(Stored data)
______________________________

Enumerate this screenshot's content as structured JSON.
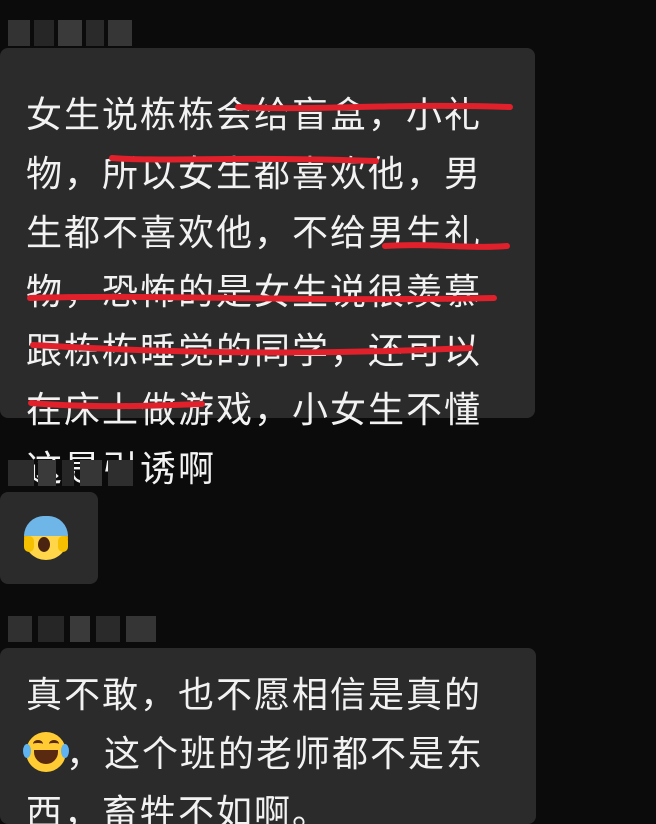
{
  "conversation": {
    "messages": [
      {
        "sender": "pixelated",
        "type": "text",
        "text": "女生说栋栋会给盲盒，小礼物，所以女生都喜欢他，男生都不喜欢他，不给男生礼物，恐怖的是女生说很羡慕跟栋栋睡觉的同学，还可以在床上做游戏，小女生不懂这是引诱啊"
      },
      {
        "sender": "pixelated",
        "type": "emoji",
        "emoji": "face-screaming-in-fear"
      },
      {
        "sender": "pixelated",
        "type": "text",
        "text_part1": "真不敢，也不愿相信是真的",
        "inline_emoji": "face-with-tears-of-joy",
        "text_part2": "，这个班的老师都不是东西，畜牲不如啊。"
      }
    ]
  },
  "colors": {
    "background": "#0b0b0b",
    "bubble": "#2b2b2b",
    "text": "#f2f2f2",
    "underline": "#e0202a"
  }
}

______________________________

* [Instructions to follow] All records above are to be printed exactly, minus the pictures they contain.

* [Response below]
Enumerate this screenshot's content as structured JSON.
{
  "conversation": {
    "messages": [
      {
        "sender": "pixelated",
        "type": "text",
        "text": "女生说栋栋会给盲盒，小礼物，所以女生都喜欢他，男生都不喜欢他，不给男生礼物，恐怖的是女生说很羡慕跟栋栋睡觉的同学，还可以在床上做游戏，小女生不懂这是引诱啊"
      },
      {
        "sender": "pixelated",
        "type": "emoji",
        "emoji": "face-screaming-in-fear"
      },
      {
        "sender": "pixelated",
        "type": "text",
        "text_part1": "真不敢，也不愿相信是真的",
        "inline_emoji": "face-with-tears-of-joy",
        "text_part2": "，这个班的老师都不是东西，畜牲不如啊。"
      }
    ]
  },
  "colors": {
    "background": "#0b0b0b",
    "bubble": "#2b2b2b",
    "text": "#f2f2f2",
    "underline": "#e0202a"
  }
}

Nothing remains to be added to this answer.